##### Trecho para leitura
A Fitch soltou nota bastante crítica três dias após o encontro com Lula e Haddad, avisando já no título que "o desempenho econômico do Brasil não alivia a incerteza fiscal". O texto aponta que grandes gastos como a Previdência avançam mais que o previsto pelo governo e que as medidas improvisadas para aumentar receitas, embora demonstrem vontade de cumprir as metas, são transitórias ou têm benefícios incertos.

Se as contas públicas estão assim com o PIB forte, vão piorar em caso de desaceleração, conclui a Fitch. A agência refez suas projeções para a relação dívida/PIB e agora espera que ela cresça mais rápido, beirando 84% ao fim de 2026.

A S&P, que andava quieta, emitiu nesta quinta-feira (3) opinião semelhante à da Fitch: o crescimento mais forte da economia não está contendo o avanço da dívida. "Portanto, parece difícil a possibilidade de começar a sinalizar a melhora do rating", disse ao Valor o analista líder para Brasil, Manuel Orozco. A empresa vê a dívida brasileira chegando a 83% do PIB em 2027.
##########
##### Materiais do exercício
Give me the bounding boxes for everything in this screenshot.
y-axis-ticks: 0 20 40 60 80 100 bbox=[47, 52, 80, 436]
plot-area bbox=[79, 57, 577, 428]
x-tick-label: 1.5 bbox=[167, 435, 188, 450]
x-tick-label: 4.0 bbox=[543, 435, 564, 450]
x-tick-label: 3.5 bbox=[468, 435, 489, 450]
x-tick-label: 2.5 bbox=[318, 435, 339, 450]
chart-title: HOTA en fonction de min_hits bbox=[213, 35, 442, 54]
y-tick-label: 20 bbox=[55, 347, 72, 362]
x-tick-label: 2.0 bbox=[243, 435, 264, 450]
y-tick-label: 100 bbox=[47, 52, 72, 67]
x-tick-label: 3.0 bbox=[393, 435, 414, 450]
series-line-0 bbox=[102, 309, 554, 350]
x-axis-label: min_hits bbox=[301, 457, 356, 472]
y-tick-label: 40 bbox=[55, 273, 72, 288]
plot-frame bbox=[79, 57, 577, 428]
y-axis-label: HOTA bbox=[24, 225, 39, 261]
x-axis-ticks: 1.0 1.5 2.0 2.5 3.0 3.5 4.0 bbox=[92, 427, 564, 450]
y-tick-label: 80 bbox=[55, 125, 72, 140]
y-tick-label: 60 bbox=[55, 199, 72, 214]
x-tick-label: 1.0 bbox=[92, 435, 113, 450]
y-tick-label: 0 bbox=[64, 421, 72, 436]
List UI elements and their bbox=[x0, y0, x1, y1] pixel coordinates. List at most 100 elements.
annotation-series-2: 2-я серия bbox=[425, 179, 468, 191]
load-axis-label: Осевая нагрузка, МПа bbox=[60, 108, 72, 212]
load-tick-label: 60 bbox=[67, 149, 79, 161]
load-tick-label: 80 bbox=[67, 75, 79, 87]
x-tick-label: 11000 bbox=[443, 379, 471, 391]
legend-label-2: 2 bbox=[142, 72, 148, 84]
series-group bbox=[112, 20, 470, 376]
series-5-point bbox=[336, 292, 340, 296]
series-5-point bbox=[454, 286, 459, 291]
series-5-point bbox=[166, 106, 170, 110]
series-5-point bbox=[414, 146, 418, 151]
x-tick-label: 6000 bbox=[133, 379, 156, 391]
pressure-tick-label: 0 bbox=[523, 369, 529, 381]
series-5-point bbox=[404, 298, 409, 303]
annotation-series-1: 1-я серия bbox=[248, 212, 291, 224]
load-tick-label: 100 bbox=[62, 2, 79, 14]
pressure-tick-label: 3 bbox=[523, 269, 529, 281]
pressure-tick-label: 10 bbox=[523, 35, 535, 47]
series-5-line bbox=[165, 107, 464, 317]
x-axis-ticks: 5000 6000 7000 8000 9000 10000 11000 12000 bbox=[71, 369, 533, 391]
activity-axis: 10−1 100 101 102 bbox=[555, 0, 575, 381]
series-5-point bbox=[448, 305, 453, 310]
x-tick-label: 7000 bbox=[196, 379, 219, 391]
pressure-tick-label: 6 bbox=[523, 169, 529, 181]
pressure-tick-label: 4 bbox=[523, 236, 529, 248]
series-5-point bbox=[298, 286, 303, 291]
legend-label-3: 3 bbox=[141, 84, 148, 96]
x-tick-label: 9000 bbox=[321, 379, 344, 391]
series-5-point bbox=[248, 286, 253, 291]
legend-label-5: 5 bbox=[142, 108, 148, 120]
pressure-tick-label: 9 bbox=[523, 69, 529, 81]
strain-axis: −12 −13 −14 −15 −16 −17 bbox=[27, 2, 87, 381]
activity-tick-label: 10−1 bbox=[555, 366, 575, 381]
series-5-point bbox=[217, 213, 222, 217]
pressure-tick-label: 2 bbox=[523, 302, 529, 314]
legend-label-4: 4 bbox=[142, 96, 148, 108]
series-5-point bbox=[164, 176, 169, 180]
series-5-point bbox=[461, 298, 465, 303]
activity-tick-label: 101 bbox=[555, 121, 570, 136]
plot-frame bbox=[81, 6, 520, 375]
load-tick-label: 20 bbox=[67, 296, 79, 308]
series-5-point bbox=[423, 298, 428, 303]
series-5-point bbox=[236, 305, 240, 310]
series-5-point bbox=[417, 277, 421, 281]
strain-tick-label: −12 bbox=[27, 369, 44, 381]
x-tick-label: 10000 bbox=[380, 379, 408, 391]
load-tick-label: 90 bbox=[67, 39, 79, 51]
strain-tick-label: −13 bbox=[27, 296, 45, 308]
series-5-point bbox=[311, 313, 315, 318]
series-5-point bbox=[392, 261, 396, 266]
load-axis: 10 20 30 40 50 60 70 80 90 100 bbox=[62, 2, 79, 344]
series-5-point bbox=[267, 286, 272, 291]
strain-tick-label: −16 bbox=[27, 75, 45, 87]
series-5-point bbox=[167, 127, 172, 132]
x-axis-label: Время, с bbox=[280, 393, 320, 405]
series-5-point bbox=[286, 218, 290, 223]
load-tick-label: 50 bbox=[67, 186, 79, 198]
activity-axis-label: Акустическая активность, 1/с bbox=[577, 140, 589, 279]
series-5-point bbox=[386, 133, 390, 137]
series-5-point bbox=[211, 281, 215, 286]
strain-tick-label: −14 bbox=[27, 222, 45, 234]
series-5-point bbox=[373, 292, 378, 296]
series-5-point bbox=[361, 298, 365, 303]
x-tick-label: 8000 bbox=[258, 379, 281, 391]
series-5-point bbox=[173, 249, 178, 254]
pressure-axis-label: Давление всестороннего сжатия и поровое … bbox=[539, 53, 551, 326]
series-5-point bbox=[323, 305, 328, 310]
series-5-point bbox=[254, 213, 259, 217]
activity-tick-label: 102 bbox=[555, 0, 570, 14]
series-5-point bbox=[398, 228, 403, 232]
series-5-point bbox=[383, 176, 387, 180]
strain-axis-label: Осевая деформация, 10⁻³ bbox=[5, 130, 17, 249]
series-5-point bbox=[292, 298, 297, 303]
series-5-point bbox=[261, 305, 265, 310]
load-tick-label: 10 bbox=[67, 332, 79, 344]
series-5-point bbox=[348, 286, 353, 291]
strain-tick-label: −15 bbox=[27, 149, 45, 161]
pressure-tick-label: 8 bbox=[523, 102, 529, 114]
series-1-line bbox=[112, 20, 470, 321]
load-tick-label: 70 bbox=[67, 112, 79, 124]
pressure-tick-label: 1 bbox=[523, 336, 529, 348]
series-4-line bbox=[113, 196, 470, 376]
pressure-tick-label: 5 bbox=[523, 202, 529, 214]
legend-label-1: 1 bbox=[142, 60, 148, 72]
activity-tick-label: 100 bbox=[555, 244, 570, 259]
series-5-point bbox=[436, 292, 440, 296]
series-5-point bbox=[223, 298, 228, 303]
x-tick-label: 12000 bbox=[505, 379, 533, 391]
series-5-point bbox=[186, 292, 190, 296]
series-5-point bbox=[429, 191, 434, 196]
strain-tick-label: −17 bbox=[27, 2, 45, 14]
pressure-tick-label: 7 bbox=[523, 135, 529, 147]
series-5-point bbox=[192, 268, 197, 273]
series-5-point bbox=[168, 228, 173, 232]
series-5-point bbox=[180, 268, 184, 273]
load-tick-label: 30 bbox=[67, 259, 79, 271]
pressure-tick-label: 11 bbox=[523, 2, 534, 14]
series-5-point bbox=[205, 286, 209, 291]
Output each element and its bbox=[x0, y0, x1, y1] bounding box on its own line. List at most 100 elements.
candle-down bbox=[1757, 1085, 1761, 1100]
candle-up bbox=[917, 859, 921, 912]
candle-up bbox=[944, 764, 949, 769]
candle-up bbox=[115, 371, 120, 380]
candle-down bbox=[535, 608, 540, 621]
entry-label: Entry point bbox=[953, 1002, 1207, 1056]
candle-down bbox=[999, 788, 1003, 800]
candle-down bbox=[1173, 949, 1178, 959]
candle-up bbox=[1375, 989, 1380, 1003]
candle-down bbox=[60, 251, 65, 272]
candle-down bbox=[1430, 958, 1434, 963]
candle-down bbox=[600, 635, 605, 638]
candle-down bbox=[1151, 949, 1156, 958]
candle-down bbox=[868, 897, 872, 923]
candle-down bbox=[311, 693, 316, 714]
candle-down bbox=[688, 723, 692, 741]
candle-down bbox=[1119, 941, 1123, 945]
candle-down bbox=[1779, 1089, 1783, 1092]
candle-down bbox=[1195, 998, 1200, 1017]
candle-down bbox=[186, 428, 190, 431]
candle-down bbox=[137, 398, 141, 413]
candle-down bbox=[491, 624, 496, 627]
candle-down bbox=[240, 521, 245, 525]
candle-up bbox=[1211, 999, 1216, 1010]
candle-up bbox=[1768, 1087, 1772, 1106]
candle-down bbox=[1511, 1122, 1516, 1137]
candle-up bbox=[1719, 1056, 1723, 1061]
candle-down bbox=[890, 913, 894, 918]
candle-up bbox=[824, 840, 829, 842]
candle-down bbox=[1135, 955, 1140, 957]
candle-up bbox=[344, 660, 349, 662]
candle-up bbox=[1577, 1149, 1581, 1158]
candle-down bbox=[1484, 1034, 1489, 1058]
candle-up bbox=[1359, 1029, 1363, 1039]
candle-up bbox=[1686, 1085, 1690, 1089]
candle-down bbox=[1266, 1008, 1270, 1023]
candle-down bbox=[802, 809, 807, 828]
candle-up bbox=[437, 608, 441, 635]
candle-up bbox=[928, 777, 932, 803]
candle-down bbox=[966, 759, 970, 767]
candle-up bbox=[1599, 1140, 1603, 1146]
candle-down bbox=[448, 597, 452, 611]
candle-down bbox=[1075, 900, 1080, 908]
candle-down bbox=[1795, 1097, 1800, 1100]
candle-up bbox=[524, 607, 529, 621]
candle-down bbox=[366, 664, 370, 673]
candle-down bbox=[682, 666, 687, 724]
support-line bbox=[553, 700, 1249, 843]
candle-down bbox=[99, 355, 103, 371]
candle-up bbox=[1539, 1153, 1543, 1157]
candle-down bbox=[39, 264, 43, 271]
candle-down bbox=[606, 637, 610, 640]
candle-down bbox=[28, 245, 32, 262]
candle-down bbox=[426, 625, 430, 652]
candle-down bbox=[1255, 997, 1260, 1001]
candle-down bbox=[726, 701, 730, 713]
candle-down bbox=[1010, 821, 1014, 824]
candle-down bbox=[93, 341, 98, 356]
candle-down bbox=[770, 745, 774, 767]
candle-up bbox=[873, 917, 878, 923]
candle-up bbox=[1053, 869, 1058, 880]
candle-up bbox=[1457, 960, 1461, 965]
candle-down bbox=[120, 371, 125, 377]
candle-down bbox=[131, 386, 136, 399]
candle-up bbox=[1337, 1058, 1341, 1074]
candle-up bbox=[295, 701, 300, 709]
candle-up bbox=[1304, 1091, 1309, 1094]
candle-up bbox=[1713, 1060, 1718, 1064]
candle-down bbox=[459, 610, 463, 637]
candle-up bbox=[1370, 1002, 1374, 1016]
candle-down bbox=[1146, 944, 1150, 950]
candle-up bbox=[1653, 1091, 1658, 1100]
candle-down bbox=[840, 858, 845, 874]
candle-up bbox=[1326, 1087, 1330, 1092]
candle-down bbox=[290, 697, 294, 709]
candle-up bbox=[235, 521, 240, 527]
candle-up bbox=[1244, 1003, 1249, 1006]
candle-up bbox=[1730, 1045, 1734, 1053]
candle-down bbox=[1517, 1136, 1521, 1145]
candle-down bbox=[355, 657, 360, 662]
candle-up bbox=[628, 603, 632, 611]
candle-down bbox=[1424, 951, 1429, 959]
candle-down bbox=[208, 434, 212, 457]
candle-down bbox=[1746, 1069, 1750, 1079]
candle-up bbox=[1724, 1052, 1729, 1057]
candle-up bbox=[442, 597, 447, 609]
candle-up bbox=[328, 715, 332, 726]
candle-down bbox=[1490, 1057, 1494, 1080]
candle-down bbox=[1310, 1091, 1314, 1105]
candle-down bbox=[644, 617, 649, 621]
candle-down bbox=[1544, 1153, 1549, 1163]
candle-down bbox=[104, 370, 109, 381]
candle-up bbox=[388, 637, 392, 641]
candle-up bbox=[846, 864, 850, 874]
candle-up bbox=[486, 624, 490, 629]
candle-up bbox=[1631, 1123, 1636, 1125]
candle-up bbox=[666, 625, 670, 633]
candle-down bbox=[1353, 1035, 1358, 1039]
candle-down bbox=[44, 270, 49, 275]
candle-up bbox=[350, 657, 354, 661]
##########
### Requisitos do exercício:
- a) De acordo com o trecho sobre a situação fiscal do Brasil, a quanto do PIB a S&P espera que a dívida brasileira chegue em 2027?
- b) Reproduza as linhas dos registros desde o início até a linha que contém "x-tick-label: 3.5 bbox=[468, 435, 489, 450]", incluindo essa linha.
Os registros não têm nenhuma relação com o trecho.

### Respostas às tarefas:
- a) A 83% do PIB.

- b)
Give me the bounding boxes for everything in this screenshot.
y-axis-ticks: 0 20 40 60 80 100 bbox=[47, 52, 80, 436]
plot-area bbox=[79, 57, 577, 428]
x-tick-label: 1.5 bbox=[167, 435, 188, 450]
x-tick-label: 4.0 bbox=[543, 435, 564, 450]
x-tick-label: 3.5 bbox=[468, 435, 489, 450]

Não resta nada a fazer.